BRIEF —
Set down the material below word for word, excluding the pictures.

DATA TO USE —

○ ○ ○ ○

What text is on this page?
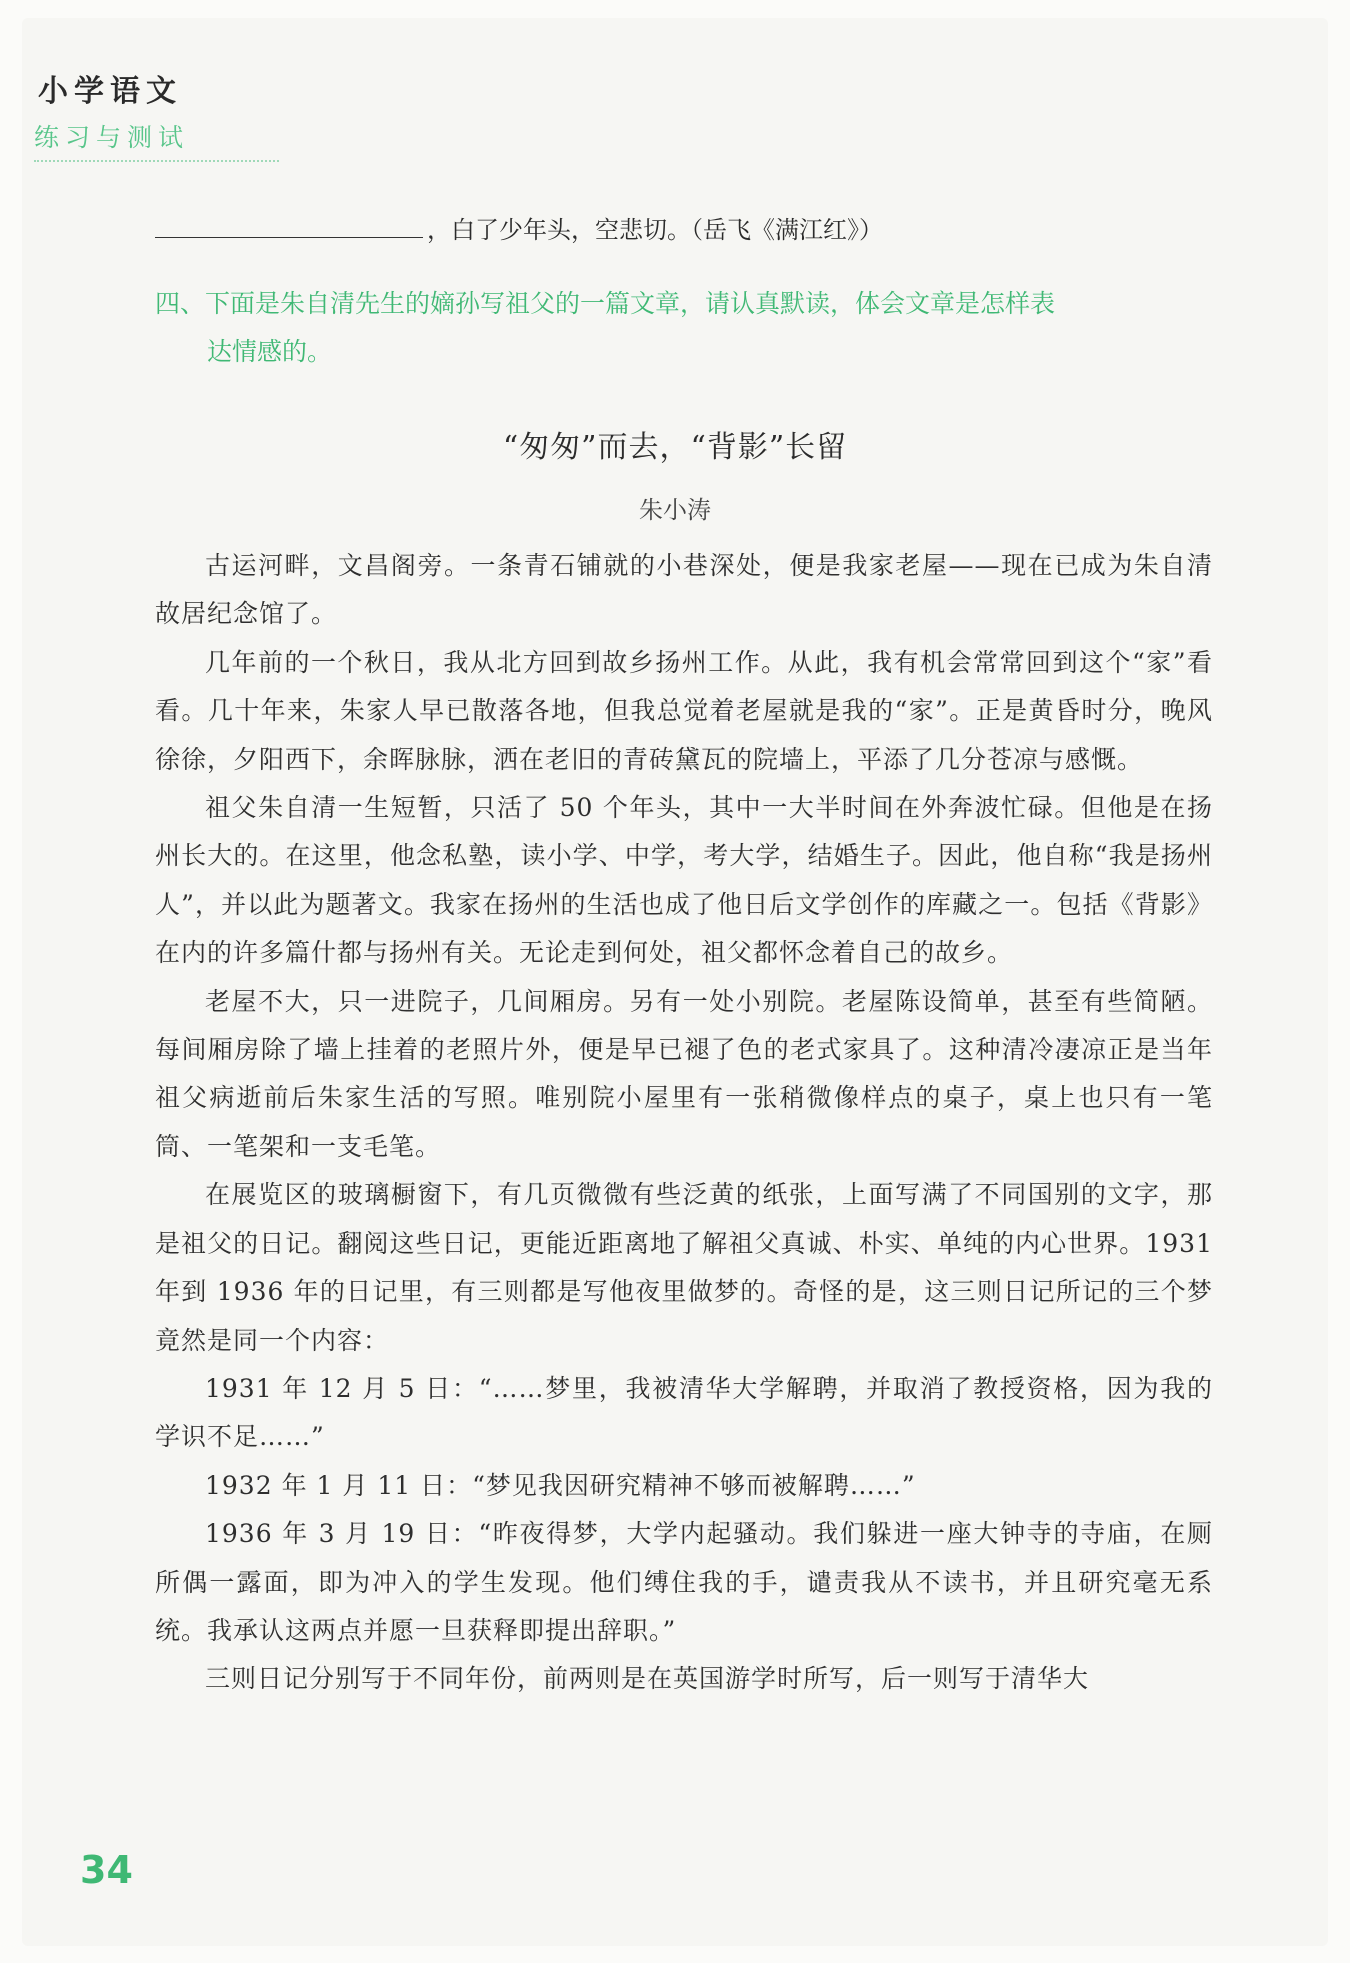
小学语文
练习与测试
，白了少年头，空悲切。（岳飞《满江红》）
四、下面是朱自清先生的嫡孙写祖父的一篇文章，请认真默读，体会文章是怎样表
达情感的。
“匆匆”而去，“背影”长留
朱小涛

古运河畔，文昌阁旁。一条青石铺就的小巷深处，便是我家老屋——现在已成为朱自清故居纪念馆了。

几年前的一个秋日，我从北方回到故乡扬州工作。从此，我有机会常常回到这个“家”看看。几十年来，朱家人早已散落各地，但我总觉着老屋就是我的“家”。正是黄昏时分，晚风徐徐，夕阳西下，余晖脉脉，洒在老旧的青砖黛瓦的院墙上，平添了几分苍凉与感慨。

祖父朱自清一生短暂，只活了 50 个年头，其中一大半时间在外奔波忙碌。但他是在扬州长大的。在这里，他念私塾，读小学、中学，考大学，结婚生子。因此，他自称“我是扬州人”，并以此为题著文。我家在扬州的生活也成了他日后文学创作的库藏之一。包括《背影》在内的许多篇什都与扬州有关。无论走到何处，祖父都怀念着自己的故乡。

老屋不大，只一进院子，几间厢房。另有一处小别院。老屋陈设简单，甚至有些简陋。每间厢房除了墙上挂着的老照片外，便是早已褪了色的老式家具了。这种清冷凄凉正是当年祖父病逝前后朱家生活的写照。唯别院小屋里有一张稍微像样点的桌子，桌上也只有一笔筒、一笔架和一支毛笔。

在展览区的玻璃橱窗下，有几页微微有些泛黄的纸张，上面写满了不同国别的文字，那是祖父的日记。翻阅这些日记，更能近距离地了解祖父真诚、朴实、单纯的内心世界。1931 年到 1936 年的日记里，有三则都是写他夜里做梦的。奇怪的是，这三则日记所记的三个梦竟然是同一个内容：

1931 年 12 月 5 日：“……梦里，我被清华大学解聘，并取消了教授资格，因为我的学识不足……”

1932 年 1 月 11 日：“梦见我因研究精神不够而被解聘……”

1936 年 3 月 19 日：“昨夜得梦，大学内起骚动。我们躲进一座大钟寺的寺庙，在厕所偶一露面，即为冲入的学生发现。他们缚住我的手，谴责我从不读书，并且研究毫无系统。我承认这两点并愿一旦获释即提出辞职。”

三则日记分别写于不同年份，前两则是在英国游学时所写，后一则写于清华大

34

○ ○ ○ ○

FULL OUTPUT —
What text is on this page?
小学语文
练习与测试
，白了少年头，空悲切。（岳飞《满江红》）
四、下面是朱自清先生的嫡孙写祖父的一篇文章，请认真默读，体会文章是怎样表
达情感的。
“匆匆”而去，“背影”长留
朱小涛

古运河畔，文昌阁旁。一条青石铺就的小巷深处，便是我家老屋——现在已成为朱自清故居纪念馆了。

几年前的一个秋日，我从北方回到故乡扬州工作。从此，我有机会常常回到这个“家”看看。几十年来，朱家人早已散落各地，但我总觉着老屋就是我的“家”。正是黄昏时分，晚风徐徐，夕阳西下，余晖脉脉，洒在老旧的青砖黛瓦的院墙上，平添了几分苍凉与感慨。

祖父朱自清一生短暂，只活了 50 个年头，其中一大半时间在外奔波忙碌。但他是在扬州长大的。在这里，他念私塾，读小学、中学，考大学，结婚生子。因此，他自称“我是扬州人”，并以此为题著文。我家在扬州的生活也成了他日后文学创作的库藏之一。包括《背影》在内的许多篇什都与扬州有关。无论走到何处，祖父都怀念着自己的故乡。

老屋不大，只一进院子，几间厢房。另有一处小别院。老屋陈设简单，甚至有些简陋。每间厢房除了墙上挂着的老照片外，便是早已褪了色的老式家具了。这种清冷凄凉正是当年祖父病逝前后朱家生活的写照。唯别院小屋里有一张稍微像样点的桌子，桌上也只有一笔筒、一笔架和一支毛笔。

在展览区的玻璃橱窗下，有几页微微有些泛黄的纸张，上面写满了不同国别的文字，那是祖父的日记。翻阅这些日记，更能近距离地了解祖父真诚、朴实、单纯的内心世界。1931 年到 1936 年的日记里，有三则都是写他夜里做梦的。奇怪的是，这三则日记所记的三个梦竟然是同一个内容：

1931 年 12 月 5 日：“……梦里，我被清华大学解聘，并取消了教授资格，因为我的学识不足……”

1932 年 1 月 11 日：“梦见我因研究精神不够而被解聘……”

1936 年 3 月 19 日：“昨夜得梦，大学内起骚动。我们躲进一座大钟寺的寺庙，在厕所偶一露面，即为冲入的学生发现。他们缚住我的手，谴责我从不读书，并且研究毫无系统。我承认这两点并愿一旦获释即提出辞职。”

三则日记分别写于不同年份，前两则是在英国游学时所写，后一则写于清华大

34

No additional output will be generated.